Give the count of lines in the data that include "Brodwinie", with no other words.

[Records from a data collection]
▶

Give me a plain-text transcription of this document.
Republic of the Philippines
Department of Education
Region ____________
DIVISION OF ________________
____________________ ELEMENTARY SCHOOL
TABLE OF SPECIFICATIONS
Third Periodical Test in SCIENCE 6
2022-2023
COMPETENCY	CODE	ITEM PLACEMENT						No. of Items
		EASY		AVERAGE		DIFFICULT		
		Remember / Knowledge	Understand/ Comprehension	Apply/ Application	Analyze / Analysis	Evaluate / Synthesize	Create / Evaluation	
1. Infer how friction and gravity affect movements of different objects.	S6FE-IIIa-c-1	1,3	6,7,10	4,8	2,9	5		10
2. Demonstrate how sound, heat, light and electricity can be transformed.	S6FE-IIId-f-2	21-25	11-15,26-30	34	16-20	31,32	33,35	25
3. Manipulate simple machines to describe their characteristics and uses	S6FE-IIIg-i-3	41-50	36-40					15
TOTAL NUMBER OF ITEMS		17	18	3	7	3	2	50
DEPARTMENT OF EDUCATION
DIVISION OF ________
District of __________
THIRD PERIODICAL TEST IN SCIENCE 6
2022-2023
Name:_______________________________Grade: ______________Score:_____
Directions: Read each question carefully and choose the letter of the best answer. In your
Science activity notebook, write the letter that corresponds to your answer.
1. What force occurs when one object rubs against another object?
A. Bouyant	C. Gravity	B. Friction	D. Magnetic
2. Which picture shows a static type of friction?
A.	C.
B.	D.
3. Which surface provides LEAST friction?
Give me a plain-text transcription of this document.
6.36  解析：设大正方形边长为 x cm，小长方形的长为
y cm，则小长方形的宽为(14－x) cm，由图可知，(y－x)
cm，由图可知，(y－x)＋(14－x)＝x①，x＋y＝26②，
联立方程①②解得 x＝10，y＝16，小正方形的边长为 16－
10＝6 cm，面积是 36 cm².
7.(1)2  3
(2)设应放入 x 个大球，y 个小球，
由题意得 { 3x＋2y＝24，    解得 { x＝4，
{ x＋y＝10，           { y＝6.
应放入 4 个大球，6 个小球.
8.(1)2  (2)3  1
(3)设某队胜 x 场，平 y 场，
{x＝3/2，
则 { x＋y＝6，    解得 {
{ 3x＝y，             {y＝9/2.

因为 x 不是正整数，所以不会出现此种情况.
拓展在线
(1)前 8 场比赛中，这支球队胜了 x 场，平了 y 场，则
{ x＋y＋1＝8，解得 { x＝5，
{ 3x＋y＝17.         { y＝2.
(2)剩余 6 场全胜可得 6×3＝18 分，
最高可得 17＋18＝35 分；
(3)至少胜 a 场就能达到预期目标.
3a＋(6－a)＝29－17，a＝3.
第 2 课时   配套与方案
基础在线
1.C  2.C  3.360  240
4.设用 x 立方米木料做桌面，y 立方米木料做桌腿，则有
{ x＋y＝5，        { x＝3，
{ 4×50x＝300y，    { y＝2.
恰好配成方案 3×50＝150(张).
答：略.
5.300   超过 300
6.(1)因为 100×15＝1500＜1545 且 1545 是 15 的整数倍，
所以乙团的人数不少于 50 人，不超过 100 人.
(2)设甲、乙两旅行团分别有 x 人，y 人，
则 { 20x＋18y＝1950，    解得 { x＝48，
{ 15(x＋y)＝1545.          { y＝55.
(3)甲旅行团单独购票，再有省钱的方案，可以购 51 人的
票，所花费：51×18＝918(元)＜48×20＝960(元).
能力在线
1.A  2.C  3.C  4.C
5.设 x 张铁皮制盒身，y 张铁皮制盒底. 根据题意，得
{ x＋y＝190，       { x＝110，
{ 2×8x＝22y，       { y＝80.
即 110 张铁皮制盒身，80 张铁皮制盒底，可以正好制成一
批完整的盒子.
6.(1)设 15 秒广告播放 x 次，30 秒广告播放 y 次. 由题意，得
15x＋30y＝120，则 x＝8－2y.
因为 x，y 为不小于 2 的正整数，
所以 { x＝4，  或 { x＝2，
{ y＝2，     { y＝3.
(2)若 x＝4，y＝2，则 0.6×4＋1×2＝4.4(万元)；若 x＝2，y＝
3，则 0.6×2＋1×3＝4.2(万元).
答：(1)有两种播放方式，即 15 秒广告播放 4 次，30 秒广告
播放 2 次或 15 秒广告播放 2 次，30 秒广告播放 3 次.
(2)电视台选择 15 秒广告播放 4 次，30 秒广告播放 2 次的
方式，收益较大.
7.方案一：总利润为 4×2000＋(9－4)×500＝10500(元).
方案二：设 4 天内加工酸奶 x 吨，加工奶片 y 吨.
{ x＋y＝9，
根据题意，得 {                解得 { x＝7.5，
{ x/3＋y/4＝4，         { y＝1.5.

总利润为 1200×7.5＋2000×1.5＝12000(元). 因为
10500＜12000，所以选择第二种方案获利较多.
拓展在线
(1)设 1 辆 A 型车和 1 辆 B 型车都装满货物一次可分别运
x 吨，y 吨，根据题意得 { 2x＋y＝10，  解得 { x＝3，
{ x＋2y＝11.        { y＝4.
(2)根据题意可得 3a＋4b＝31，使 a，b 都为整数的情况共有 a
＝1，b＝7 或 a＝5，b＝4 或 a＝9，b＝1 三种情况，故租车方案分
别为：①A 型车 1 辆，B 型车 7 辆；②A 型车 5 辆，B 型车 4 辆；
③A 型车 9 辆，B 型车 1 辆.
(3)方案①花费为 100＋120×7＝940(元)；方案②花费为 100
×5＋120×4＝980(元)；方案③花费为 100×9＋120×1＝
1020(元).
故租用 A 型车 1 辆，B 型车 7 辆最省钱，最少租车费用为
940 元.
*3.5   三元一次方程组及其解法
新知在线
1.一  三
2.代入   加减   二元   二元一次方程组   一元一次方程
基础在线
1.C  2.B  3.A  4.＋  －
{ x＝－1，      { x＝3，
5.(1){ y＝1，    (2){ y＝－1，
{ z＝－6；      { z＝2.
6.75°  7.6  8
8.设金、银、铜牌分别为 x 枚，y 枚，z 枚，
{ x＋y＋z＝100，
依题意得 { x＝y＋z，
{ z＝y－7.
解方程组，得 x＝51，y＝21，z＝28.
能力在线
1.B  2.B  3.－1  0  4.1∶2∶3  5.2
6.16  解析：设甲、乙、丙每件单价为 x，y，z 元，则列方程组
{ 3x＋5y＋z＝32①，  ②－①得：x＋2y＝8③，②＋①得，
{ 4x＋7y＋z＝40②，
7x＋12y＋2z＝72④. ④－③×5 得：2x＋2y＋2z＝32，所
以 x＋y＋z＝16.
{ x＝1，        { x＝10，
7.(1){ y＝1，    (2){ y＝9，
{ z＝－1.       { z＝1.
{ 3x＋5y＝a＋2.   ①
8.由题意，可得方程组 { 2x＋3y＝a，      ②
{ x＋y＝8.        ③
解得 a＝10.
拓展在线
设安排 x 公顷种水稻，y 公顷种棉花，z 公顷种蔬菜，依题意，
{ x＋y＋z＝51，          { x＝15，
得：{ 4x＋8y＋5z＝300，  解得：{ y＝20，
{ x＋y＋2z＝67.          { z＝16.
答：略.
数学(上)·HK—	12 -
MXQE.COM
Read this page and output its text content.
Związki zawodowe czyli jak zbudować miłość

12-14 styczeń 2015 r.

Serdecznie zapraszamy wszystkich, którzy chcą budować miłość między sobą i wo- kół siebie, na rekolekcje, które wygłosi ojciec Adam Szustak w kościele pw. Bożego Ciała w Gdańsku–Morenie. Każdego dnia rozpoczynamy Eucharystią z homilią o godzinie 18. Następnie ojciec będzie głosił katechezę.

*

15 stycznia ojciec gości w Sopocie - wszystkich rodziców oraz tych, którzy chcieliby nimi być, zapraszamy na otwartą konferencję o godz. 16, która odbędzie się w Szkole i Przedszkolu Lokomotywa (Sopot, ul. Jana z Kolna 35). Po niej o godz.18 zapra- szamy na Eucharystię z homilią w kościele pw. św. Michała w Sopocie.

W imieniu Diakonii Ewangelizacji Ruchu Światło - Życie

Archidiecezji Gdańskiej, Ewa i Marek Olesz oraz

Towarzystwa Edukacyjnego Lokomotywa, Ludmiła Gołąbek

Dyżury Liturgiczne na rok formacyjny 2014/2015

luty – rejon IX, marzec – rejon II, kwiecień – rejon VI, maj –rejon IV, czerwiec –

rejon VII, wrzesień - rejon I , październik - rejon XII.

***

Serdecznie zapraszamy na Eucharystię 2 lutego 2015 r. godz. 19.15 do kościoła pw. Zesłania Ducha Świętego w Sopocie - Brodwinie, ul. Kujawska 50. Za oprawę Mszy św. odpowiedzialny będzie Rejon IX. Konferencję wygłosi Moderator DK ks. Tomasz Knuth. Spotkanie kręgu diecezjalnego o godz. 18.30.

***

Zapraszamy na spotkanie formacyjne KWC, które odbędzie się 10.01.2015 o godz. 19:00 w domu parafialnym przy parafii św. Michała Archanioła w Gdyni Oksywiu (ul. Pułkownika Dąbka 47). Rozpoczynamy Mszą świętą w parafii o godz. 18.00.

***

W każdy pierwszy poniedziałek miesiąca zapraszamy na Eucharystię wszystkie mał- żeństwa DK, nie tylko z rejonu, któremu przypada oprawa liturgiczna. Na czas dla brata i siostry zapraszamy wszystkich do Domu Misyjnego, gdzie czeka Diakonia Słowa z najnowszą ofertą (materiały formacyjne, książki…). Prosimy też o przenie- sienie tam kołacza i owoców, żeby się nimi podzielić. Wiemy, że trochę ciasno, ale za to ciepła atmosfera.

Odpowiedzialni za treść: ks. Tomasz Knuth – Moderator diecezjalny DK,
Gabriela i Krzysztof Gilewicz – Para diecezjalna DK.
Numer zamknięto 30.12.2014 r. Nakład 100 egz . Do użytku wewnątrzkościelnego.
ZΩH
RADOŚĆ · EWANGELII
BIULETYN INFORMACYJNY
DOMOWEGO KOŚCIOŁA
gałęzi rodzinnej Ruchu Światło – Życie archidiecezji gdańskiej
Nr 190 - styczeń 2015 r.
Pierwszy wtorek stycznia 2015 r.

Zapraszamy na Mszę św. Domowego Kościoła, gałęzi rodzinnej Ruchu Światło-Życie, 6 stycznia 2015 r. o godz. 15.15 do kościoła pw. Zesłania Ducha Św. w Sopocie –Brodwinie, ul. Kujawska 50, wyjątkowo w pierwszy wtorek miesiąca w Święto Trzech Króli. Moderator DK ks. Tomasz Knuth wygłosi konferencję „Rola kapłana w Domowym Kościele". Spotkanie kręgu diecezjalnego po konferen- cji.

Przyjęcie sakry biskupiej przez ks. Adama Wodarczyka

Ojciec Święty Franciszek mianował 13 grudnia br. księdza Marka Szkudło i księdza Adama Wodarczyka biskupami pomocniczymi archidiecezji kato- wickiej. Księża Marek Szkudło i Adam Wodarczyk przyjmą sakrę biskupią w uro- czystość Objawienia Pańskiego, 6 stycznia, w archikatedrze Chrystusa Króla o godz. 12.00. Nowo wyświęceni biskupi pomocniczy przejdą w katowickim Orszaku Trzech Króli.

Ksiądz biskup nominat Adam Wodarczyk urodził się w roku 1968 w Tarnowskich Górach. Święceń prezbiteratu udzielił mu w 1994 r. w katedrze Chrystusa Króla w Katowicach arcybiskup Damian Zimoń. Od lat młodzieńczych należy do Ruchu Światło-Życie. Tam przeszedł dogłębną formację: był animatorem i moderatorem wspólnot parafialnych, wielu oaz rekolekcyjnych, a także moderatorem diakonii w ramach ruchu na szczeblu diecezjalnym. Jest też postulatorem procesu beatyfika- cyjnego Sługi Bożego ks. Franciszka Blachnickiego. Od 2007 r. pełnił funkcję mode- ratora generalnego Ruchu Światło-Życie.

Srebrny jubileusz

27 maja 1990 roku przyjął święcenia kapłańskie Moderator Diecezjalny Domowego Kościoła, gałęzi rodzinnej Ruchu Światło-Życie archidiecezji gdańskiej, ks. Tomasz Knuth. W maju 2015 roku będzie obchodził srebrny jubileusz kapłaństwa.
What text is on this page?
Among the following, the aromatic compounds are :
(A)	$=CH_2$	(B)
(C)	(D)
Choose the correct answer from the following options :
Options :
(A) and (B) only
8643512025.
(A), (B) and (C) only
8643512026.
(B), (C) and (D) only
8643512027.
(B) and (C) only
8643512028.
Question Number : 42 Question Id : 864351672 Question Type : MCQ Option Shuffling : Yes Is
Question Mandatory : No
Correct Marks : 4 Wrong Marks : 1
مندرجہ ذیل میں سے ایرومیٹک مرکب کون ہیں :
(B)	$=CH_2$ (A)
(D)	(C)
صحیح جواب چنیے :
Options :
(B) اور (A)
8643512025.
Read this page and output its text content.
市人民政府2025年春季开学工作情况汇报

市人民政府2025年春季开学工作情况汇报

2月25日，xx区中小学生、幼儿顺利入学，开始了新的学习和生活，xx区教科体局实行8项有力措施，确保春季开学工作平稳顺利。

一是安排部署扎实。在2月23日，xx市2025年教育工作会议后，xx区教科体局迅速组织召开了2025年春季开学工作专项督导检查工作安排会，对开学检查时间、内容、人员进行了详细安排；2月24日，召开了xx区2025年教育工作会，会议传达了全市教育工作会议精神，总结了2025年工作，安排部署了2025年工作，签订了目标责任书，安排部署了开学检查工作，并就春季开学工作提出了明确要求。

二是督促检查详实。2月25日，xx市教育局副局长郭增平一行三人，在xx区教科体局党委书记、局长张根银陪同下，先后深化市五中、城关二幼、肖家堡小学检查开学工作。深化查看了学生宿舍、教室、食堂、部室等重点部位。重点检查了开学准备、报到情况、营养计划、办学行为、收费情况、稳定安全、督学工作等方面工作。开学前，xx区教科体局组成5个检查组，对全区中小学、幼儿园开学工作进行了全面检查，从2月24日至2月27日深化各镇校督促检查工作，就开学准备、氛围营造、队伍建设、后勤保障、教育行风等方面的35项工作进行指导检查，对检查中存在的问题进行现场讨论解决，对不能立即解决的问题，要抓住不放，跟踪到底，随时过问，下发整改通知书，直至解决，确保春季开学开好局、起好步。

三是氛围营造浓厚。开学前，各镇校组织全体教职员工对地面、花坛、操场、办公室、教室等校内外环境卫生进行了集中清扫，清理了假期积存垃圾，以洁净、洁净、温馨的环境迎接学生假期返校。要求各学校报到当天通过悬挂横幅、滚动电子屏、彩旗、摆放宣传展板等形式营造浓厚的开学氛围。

◀

# Result of the exercise:
2